• Instructions for the task
Print, exactly and completely, every entry in the data.
##### Available data
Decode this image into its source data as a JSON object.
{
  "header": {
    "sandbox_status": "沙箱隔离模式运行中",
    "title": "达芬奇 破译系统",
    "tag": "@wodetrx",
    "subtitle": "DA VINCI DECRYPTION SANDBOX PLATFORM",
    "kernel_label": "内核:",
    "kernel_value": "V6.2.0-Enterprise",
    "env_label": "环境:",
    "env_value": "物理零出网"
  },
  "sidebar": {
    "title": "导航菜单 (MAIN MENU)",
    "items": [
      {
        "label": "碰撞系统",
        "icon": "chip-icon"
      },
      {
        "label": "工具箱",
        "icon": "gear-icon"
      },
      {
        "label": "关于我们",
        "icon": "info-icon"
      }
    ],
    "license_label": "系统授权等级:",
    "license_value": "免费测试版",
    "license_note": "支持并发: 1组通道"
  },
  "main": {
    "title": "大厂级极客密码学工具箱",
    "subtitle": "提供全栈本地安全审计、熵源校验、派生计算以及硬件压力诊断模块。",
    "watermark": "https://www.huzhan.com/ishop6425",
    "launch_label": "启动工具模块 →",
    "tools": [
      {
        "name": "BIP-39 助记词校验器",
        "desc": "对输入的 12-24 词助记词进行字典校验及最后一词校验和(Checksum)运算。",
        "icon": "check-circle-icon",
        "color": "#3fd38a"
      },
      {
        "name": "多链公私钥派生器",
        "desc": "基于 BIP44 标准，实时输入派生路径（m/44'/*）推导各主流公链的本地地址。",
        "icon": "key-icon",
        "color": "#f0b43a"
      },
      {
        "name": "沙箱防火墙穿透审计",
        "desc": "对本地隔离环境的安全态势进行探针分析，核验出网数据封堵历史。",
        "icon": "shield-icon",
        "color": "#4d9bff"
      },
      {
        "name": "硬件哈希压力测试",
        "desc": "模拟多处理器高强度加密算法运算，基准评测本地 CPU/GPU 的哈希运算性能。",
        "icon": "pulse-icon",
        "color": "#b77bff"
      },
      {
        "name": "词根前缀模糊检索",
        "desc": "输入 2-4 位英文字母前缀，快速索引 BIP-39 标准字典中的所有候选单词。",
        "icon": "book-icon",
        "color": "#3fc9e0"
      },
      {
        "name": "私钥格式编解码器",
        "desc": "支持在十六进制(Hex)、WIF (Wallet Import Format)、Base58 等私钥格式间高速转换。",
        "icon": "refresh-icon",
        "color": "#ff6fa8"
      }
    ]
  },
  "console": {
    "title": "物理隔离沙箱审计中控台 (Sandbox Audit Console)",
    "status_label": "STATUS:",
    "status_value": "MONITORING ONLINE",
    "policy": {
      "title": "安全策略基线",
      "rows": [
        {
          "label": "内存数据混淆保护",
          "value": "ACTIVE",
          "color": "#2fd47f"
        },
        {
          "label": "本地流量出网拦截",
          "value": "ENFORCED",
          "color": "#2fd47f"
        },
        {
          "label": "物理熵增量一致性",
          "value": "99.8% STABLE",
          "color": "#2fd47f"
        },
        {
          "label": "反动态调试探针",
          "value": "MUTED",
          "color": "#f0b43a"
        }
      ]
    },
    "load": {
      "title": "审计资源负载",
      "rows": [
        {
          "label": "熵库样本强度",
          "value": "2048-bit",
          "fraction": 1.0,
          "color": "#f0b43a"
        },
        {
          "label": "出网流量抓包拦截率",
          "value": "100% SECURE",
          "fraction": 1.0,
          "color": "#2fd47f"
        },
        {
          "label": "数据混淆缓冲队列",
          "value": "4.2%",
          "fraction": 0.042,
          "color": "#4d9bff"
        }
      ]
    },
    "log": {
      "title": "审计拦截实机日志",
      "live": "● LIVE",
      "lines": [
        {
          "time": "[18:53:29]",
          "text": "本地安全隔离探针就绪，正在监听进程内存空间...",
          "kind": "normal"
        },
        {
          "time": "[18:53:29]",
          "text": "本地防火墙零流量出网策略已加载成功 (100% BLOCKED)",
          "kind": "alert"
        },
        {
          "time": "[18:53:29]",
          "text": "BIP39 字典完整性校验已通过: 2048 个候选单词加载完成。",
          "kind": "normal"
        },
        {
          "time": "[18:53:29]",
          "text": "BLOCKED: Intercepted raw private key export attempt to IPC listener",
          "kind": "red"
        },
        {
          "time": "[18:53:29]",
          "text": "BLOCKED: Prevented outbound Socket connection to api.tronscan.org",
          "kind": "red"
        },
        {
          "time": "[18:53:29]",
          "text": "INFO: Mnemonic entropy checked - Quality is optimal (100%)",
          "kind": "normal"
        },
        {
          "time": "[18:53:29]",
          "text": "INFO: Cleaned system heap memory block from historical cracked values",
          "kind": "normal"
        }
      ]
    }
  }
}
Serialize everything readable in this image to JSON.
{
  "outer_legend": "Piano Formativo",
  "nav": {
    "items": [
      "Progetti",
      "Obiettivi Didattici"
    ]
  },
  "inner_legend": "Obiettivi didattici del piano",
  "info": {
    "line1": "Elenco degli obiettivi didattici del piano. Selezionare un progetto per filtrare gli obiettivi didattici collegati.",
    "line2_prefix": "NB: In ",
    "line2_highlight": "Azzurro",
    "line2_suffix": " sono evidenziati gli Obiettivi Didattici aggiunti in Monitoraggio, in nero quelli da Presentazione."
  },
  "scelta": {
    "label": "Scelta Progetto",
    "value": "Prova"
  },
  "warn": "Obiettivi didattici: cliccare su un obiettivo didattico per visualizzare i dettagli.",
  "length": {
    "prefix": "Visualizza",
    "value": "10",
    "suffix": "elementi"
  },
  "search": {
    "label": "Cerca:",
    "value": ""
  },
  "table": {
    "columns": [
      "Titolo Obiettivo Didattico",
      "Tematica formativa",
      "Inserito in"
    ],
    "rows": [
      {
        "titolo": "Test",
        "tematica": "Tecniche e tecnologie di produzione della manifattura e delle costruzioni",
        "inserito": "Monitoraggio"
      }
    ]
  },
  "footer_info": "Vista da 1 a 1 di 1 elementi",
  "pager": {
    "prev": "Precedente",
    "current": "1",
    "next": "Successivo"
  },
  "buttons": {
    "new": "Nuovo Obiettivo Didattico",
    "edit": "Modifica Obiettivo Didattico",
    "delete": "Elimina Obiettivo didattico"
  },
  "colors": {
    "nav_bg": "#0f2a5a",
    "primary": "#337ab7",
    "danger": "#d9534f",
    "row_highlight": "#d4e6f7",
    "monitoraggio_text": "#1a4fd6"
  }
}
##########
• Answer in full
Decode this image into its source data as a JSON object.
{
  "header": {
    "sandbox_status": "沙箱隔离模式运行中",
    "title": "达芬奇 破译系统",
    "tag": "@wodetrx",
    "subtitle": "DA VINCI DECRYPTION SANDBOX PLATFORM",
    "kernel_label": "内核:",
    "kernel_value": "V6.2.0-Enterprise",
    "env_label": "环境:",
    "env_value": "物理零出网"
  },
  "sidebar": {
    "title": "导航菜单 (MAIN MENU)",
    "items": [
      {
        "label": "碰撞系统",
        "icon": "chip-icon"
      },
      {
        "label": "工具箱",
        "icon": "gear-icon"
      },
      {
        "label": "关于我们",
        "icon": "info-icon"
      }
    ],
    "license_label": "系统授权等级:",
    "license_value": "免费测试版",
    "license_note": "支持并发: 1组通道"
  },
  "main": {
    "title": "大厂级极客密码学工具箱",
    "subtitle": "提供全栈本地安全审计、熵源校验、派生计算以及硬件压力诊断模块。",
    "watermark": "https://www.huzhan.com/ishop6425",
    "launch_label": "启动工具模块 →",
    "tools": [
      {
        "name": "BIP-39 助记词校验器",
        "desc": "对输入的 12-24 词助记词进行字典校验及最后一词校验和(Checksum)运算。",
        "icon": "check-circle-icon",
        "color": "#3fd38a"
      },
      {
        "name": "多链公私钥派生器",
        "desc": "基于 BIP44 标准，实时输入派生路径（m/44'/*）推导各主流公链的本地地址。",
        "icon": "key-icon",
        "color": "#f0b43a"
      },
      {
        "name": "沙箱防火墙穿透审计",
        "desc": "对本地隔离环境的安全态势进行探针分析，核验出网数据封堵历史。",
        "icon": "shield-icon",
        "color": "#4d9bff"
      },
      {
        "name": "硬件哈希压力测试",
        "desc": "模拟多处理器高强度加密算法运算，基准评测本地 CPU/GPU 的哈希运算性能。",
        "icon": "pulse-icon",
        "color": "#b77bff"
      },
      {
        "name": "词根前缀模糊检索",
        "desc": "输入 2-4 位英文字母前缀，快速索引 BIP-39 标准字典中的所有候选单词。",
        "icon": "book-icon",
        "color": "#3fc9e0"
      },
      {
        "name": "私钥格式编解码器",
        "desc": "支持在十六进制(Hex)、WIF (Wallet Import Format)、Base58 等私钥格式间高速转换。",
        "icon": "refresh-icon",
        "color": "#ff6fa8"
      }
    ]
  },
  "console": {
    "title": "物理隔离沙箱审计中控台 (Sandbox Audit Console)",
    "status_label": "STATUS:",
    "status_value": "MONITORING ONLINE",
    "policy": {
      "title": "安全策略基线",
      "rows": [
        {
          "label": "内存数据混淆保护",
          "value": "ACTIVE",
          "color": "#2fd47f"
        },
        {
          "label": "本地流量出网拦截",
          "value": "ENFORCED",
          "color": "#2fd47f"
        },
        {
          "label": "物理熵增量一致性",
          "value": "99.8% STABLE",
          "color": "#2fd47f"
        },
        {
          "label": "反动态调试探针",
          "value": "MUTED",
          "color": "#f0b43a"
        }
      ]
    },
    "load": {
      "title": "审计资源负载",
      "rows": [
        {
          "label": "熵库样本强度",
          "value": "2048-bit",
          "fraction": 1.0,
          "color": "#f0b43a"
        },
        {
          "label": "出网流量抓包拦截率",
          "value": "100% SECURE",
          "fraction": 1.0,
          "color": "#2fd47f"
        },
        {
          "label": "数据混淆缓冲队列",
          "value": "4.2%",
          "fraction": 0.042,
          "color": "#4d9bff"
        }
      ]
    },
    "log": {
      "title": "审计拦截实机日志",
      "live": "● LIVE",
      "lines": [
        {
          "time": "[18:53:29]",
          "text": "本地安全隔离探针就绪，正在监听进程内存空间...",
          "kind": "normal"
        },
        {
          "time": "[18:53:29]",
          "text": "本地防火墙零流量出网策略已加载成功 (100% BLOCKED)",
          "kind": "alert"
        },
        {
          "time": "[18:53:29]",
          "text": "BIP39 字典完整性校验已通过: 2048 个候选单词加载完成。",
          "kind": "normal"
        },
        {
          "time": "[18:53:29]",
          "text": "BLOCKED: Intercepted raw private key export attempt to IPC listener",
          "kind": "red"
        },
        {
          "time": "[18:53:29]",
          "text": "BLOCKED: Prevented outbound Socket connection to api.tronscan.org",
          "kind": "red"
        },
        {
          "time": "[18:53:29]",
          "text": "INFO: Mnemonic entropy checked - Quality is optimal (100%)",
          "kind": "normal"
        },
        {
          "time": "[18:53:29]",
          "text": "INFO: Cleaned system heap memory block from historical cracked values",
          "kind": "normal"
        }
      ]
    }
  }
}
Serialize everything readable in this image to JSON.
{
  "outer_legend": "Piano Formativo",
  "nav": {
    "items": [
      "Progetti",
      "Obiettivi Didattici"
    ]
  },
  "inner_legend": "Obiettivi didattici del piano",
  "info": {
    "line1": "Elenco degli obiettivi didattici del piano. Selezionare un progetto per filtrare gli obiettivi didattici collegati.",
    "line2_prefix": "NB: In ",
    "line2_highlight": "Azzurro",
    "line2_suffix": " sono evidenziati gli Obiettivi Didattici aggiunti in Monitoraggio, in nero quelli da Presentazione."
  },
  "scelta": {
    "label": "Scelta Progetto",
    "value": "Prova"
  },
  "warn": "Obiettivi didattici: cliccare su un obiettivo didattico per visualizzare i dettagli.",
  "length": {
    "prefix": "Visualizza",
    "value": "10",
    "suffix": "elementi"
  },
  "search": {
    "label": "Cerca:",
    "value": ""
  },
  "table": {
    "columns": [
      "Titolo Obiettivo Didattico",
      "Tematica formativa",
      "Inserito in"
    ],
    "rows": [
      {
        "titolo": "Test",
        "tematica": "Tecniche e tecnologie di produzione della manifattura e delle costruzioni",
        "inserito": "Monitoraggio"
      }
    ]
  },
  "footer_info": "Vista da 1 a 1 di 1 elementi",
  "pager": {
    "prev": "Precedente",
    "current": "1",
    "next": "Successivo"
  },
  "buttons": {
    "new": "Nuovo Obiettivo Didattico",
    "edit": "Modifica Obiettivo Didattico",
    "delete": "Elimina Obiettivo didattico"
  },
  "colors": {
    "nav_bg": "#0f2a5a",
    "primary": "#337ab7",
    "danger": "#d9534f",
    "row_highlight": "#d4e6f7",
    "monitoraggio_text": "#1a4fd6"
  }
}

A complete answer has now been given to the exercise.